Objective:
Scan the listing below and copy every line holding "funding".

____________________

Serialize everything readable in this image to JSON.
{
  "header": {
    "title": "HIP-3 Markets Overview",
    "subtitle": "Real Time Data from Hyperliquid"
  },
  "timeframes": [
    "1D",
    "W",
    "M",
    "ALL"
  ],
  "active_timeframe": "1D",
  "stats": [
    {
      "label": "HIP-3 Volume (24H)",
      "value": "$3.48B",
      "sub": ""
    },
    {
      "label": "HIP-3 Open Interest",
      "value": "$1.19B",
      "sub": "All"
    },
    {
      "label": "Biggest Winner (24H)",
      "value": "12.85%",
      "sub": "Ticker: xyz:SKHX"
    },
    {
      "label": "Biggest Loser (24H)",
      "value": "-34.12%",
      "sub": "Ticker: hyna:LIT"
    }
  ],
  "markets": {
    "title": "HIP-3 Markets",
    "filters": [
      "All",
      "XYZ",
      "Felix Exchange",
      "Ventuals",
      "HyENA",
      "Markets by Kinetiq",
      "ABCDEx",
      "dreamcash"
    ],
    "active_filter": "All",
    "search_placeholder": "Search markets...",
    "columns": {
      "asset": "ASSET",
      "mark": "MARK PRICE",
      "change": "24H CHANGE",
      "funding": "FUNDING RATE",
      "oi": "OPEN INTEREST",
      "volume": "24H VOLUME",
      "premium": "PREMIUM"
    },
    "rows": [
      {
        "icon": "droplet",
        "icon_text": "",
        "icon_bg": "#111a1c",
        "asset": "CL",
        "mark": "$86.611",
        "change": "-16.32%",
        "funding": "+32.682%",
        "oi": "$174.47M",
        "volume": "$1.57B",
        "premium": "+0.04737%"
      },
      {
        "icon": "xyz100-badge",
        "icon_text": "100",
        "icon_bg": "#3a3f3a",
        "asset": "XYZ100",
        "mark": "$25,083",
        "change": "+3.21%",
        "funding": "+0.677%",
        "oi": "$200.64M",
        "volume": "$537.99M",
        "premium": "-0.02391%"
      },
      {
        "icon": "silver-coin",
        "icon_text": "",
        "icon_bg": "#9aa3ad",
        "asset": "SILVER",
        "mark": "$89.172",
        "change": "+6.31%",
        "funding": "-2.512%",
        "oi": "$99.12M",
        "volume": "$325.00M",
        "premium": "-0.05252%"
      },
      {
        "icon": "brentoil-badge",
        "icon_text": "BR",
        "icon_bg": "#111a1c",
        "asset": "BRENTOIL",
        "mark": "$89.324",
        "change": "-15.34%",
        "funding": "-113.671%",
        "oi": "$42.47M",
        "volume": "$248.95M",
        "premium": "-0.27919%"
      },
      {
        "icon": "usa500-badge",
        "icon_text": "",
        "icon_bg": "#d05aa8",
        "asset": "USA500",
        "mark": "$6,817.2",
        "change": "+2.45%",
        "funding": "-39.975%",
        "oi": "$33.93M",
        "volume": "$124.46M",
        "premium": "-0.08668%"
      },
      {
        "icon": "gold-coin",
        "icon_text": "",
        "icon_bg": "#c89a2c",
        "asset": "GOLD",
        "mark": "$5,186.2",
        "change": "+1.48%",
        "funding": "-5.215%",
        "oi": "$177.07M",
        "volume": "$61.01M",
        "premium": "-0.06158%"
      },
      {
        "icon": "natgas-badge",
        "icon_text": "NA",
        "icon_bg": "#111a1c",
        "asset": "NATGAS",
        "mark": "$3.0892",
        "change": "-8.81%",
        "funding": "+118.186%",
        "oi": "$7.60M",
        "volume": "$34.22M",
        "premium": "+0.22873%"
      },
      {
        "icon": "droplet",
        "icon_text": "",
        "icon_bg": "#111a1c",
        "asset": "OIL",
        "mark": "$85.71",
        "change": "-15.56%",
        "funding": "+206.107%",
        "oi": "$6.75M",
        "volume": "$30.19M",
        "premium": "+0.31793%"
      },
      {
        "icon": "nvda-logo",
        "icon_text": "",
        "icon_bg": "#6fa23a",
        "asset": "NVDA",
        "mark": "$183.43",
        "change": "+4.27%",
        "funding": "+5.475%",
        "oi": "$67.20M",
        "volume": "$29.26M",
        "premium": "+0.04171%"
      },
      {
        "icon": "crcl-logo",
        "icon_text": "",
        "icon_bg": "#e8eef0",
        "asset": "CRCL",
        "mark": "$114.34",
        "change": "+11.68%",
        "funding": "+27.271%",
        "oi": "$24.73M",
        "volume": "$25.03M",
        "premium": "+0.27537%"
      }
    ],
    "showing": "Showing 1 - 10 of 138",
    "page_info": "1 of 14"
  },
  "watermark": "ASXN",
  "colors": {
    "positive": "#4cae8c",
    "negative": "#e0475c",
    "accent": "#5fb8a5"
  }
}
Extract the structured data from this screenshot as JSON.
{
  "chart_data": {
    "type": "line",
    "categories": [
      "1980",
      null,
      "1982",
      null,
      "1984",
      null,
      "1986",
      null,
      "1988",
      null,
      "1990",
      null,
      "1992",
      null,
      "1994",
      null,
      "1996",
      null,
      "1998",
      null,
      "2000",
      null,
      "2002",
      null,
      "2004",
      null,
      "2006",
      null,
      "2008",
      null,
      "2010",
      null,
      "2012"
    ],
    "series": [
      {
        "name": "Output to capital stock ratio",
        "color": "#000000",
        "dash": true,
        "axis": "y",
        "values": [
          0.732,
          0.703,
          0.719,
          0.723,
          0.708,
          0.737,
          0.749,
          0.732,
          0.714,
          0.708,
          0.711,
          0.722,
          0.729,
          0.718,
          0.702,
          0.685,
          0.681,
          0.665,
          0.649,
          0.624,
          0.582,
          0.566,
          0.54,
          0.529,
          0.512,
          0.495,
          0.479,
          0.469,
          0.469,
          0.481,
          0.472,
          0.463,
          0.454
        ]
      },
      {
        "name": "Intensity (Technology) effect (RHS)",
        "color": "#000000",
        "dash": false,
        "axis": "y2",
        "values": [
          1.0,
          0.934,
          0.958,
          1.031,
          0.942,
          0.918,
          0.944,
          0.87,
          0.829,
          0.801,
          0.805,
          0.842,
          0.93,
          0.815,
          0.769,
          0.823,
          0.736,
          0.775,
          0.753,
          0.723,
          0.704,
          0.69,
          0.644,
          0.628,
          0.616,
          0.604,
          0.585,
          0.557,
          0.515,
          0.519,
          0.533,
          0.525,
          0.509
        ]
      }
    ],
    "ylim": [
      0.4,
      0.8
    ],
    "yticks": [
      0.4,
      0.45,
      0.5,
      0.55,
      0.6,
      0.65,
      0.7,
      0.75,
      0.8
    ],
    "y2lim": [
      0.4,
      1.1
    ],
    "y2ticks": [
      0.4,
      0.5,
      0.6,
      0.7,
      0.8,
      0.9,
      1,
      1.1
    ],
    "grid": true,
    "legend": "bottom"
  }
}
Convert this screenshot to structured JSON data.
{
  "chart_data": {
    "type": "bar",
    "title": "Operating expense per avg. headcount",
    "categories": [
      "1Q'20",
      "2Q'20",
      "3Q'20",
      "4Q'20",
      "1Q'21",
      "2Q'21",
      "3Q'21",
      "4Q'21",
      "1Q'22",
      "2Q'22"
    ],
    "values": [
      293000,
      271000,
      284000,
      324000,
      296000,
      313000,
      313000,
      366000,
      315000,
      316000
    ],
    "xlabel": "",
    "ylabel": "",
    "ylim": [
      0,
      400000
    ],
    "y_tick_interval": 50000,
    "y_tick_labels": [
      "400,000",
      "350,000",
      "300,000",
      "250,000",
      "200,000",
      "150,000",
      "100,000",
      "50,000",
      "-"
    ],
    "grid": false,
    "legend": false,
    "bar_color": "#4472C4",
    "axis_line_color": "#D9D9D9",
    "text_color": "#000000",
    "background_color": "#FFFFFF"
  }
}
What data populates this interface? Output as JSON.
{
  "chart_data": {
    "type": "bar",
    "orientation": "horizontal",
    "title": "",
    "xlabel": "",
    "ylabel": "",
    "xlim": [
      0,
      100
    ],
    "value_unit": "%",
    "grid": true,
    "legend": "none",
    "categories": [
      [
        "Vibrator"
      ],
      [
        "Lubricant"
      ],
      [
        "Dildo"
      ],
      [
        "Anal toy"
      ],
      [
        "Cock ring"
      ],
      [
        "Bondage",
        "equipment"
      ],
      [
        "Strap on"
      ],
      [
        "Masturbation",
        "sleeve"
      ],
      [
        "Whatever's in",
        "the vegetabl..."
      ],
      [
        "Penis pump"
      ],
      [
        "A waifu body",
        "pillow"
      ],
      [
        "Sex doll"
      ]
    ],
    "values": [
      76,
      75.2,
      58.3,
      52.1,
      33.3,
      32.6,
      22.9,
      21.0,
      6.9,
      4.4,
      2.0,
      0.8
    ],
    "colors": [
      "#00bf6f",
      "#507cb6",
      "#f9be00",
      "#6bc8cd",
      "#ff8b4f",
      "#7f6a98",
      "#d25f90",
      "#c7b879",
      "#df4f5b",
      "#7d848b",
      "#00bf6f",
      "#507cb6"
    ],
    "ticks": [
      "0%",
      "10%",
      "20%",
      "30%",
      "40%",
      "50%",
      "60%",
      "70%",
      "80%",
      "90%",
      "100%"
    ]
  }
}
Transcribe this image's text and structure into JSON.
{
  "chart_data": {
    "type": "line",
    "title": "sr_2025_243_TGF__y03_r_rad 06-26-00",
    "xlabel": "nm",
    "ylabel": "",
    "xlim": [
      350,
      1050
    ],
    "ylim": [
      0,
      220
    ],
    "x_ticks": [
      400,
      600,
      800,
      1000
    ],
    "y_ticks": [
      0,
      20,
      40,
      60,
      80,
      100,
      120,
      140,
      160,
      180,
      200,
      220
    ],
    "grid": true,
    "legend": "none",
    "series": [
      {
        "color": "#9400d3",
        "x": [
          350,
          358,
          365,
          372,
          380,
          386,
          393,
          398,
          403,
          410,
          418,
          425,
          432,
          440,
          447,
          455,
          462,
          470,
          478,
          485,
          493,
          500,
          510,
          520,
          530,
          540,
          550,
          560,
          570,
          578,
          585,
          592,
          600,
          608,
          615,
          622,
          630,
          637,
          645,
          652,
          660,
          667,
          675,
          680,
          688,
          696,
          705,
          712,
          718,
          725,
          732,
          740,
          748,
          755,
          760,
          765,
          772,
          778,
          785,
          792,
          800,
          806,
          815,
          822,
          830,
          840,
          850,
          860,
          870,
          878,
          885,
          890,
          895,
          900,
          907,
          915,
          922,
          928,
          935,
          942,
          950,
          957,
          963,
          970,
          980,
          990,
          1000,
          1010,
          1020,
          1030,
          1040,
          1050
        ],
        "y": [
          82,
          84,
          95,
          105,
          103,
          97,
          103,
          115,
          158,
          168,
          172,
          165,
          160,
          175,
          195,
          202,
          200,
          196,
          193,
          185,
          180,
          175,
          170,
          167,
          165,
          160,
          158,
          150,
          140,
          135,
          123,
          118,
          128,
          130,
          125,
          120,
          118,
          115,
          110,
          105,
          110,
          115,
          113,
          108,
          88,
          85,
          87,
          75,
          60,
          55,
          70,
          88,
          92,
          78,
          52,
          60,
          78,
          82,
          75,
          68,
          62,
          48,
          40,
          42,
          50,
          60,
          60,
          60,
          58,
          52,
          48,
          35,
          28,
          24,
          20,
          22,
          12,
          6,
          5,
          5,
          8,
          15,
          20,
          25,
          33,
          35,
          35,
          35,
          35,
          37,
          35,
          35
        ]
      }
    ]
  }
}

____________________

The solution:
      "funding": "FUNDING RATE",
        "funding": "+32.682%",
        "funding": "+0.677%",
        "funding": "-2.512%",
        "funding": "-113.671%",
        "funding": "-39.975%",
        "funding": "-5.215%",
        "funding": "+118.186%",
        "funding": "+206.107%",
        "funding": "+5.475%",
        "funding": "+27.271%",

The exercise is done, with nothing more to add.